STATED EXERCISE:
From the listing below, tally the lines that include "both". Return only the total.

Data entries:

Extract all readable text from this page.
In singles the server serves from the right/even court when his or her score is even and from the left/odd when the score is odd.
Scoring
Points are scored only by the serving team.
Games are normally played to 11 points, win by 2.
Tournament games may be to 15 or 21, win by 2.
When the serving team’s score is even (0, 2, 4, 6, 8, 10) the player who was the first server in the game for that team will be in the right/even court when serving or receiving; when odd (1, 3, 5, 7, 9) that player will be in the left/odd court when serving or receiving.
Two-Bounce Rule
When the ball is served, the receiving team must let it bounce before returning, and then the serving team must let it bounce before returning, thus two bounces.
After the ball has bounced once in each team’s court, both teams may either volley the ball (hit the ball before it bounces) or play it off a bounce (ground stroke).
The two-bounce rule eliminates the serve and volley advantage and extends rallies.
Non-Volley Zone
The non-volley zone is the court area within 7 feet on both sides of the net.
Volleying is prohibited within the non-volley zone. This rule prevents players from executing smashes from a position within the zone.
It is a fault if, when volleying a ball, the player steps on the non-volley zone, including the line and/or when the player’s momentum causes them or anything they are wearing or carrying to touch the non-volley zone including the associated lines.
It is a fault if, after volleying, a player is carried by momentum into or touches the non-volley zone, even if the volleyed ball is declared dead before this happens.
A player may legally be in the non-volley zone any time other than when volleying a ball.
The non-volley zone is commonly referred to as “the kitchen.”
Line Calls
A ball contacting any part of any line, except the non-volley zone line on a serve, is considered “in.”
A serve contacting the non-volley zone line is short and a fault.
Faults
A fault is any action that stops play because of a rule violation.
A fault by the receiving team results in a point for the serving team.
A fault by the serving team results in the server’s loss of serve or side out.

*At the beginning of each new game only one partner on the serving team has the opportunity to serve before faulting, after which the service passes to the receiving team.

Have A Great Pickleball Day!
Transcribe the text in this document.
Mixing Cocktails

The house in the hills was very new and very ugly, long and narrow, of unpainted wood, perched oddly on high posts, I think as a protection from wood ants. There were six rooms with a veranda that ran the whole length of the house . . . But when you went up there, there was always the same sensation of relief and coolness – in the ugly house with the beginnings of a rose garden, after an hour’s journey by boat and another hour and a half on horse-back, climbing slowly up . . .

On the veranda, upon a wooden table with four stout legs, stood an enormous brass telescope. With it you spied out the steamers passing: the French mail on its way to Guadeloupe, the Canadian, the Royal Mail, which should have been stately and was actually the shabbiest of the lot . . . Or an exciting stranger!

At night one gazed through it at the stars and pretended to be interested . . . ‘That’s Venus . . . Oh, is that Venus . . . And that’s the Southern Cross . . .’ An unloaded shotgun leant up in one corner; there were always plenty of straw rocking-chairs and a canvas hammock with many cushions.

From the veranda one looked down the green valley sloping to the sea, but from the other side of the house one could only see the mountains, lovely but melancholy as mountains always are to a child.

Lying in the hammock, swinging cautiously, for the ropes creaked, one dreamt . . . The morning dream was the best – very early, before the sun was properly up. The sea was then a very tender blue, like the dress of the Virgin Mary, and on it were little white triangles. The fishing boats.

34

SOLUTION TO THE EXERCISE:
2